[START OF MATERIAL]

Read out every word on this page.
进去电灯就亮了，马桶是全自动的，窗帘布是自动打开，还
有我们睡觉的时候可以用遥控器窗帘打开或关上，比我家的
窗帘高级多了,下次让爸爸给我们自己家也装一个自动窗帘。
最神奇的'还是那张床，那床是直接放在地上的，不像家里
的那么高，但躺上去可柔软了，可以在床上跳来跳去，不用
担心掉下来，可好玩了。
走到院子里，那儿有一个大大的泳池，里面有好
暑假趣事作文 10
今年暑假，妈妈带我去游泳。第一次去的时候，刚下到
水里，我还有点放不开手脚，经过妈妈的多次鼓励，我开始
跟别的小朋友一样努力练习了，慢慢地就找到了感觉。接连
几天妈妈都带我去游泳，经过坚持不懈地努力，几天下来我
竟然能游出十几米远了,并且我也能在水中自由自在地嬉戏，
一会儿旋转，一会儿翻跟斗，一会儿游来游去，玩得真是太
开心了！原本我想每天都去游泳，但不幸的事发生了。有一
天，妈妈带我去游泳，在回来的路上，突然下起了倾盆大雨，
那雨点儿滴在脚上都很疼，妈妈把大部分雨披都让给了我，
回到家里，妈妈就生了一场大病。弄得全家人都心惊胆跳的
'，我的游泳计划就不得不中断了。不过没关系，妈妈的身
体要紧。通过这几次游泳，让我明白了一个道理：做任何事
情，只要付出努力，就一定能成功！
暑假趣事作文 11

[END OF MATERIAL]

--- GOAL OF THE EXERCISE ---
Without changing a word, restate the whole listing.

--- COMPLETED TASK ---
Read out every word on this page.
进去电灯就亮了，马桶是全自动的，窗帘布是自动打开，还
有我们睡觉的时候可以用遥控器窗帘打开或关上，比我家的
窗帘高级多了,下次让爸爸给我们自己家也装一个自动窗帘。
最神奇的'还是那张床，那床是直接放在地上的，不像家里
的那么高，但躺上去可柔软了，可以在床上跳来跳去，不用
担心掉下来，可好玩了。
走到院子里，那儿有一个大大的泳池，里面有好
暑假趣事作文 10
今年暑假，妈妈带我去游泳。第一次去的时候，刚下到
水里，我还有点放不开手脚，经过妈妈的多次鼓励，我开始
跟别的小朋友一样努力练习了，慢慢地就找到了感觉。接连
几天妈妈都带我去游泳，经过坚持不懈地努力，几天下来我
竟然能游出十几米远了,并且我也能在水中自由自在地嬉戏，
一会儿旋转，一会儿翻跟斗，一会儿游来游去，玩得真是太
开心了！原本我想每天都去游泳，但不幸的事发生了。有一
天，妈妈带我去游泳，在回来的路上，突然下起了倾盆大雨，
那雨点儿滴在脚上都很疼，妈妈把大部分雨披都让给了我，
回到家里，妈妈就生了一场大病。弄得全家人都心惊胆跳的
'，我的游泳计划就不得不中断了。不过没关系，妈妈的身
体要紧。通过这几次游泳，让我明白了一个道理：做任何事
情，只要付出努力，就一定能成功！
暑假趣事作文 11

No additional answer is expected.